• **Exercise directions**
Restate every entry word for word.

• **Provided material**
______

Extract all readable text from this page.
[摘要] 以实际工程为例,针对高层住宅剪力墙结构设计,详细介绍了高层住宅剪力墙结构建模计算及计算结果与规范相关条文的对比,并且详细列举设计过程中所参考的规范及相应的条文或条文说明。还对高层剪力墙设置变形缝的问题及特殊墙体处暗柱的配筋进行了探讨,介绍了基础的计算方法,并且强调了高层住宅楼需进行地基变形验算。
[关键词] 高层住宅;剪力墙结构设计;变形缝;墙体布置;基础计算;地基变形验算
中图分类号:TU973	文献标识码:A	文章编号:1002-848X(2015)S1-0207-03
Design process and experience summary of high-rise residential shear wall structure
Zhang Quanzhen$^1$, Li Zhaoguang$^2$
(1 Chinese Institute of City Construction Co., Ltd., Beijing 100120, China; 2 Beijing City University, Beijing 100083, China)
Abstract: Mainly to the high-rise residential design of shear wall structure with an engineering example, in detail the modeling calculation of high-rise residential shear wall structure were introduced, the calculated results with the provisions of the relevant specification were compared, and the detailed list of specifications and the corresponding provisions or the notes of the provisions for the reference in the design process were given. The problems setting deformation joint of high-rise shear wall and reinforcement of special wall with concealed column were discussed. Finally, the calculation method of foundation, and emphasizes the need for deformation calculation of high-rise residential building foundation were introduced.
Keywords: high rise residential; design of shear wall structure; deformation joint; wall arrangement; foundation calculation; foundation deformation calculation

______

• **Output of the exercise**
Extract all readable text from this page.
[摘要] 以实际工程为例,针对高层住宅剪力墙结构设计,详细介绍了高层住宅剪力墙结构建模计算及计算结果与规范相关条文的对比,并且详细列举设计过程中所参考的规范及相应的条文或条文说明。还对高层剪力墙设置变形缝的问题及特殊墙体处暗柱的配筋进行了探讨,介绍了基础的计算方法,并且强调了高层住宅楼需进行地基变形验算。
[关键词] 高层住宅;剪力墙结构设计;变形缝;墙体布置;基础计算;地基变形验算
中图分类号:TU973	文献标识码:A	文章编号:1002-848X(2015)S1-0207-03
Design process and experience summary of high-rise residential shear wall structure
Zhang Quanzhen$^1$, Li Zhaoguang$^2$
(1 Chinese Institute of City Construction Co., Ltd., Beijing 100120, China; 2 Beijing City University, Beijing 100083, China)
Abstract: Mainly to the high-rise residential design of shear wall structure with an engineering example, in detail the modeling calculation of high-rise residential shear wall structure were introduced, the calculated results with the provisions of the relevant specification were compared, and the detailed list of specifications and the corresponding provisions or the notes of the provisions for the reference in the design process were given. The problems setting deformation joint of high-rise shear wall and reinforcement of special wall with concealed column were discussed. Finally, the calculation method of foundation, and emphasizes the need for deformation calculation of high-rise residential building foundation were introduced.
Keywords: high rise residential; design of shear wall structure; deformation joint; wall arrangement; foundation calculation; foundation deformation calculation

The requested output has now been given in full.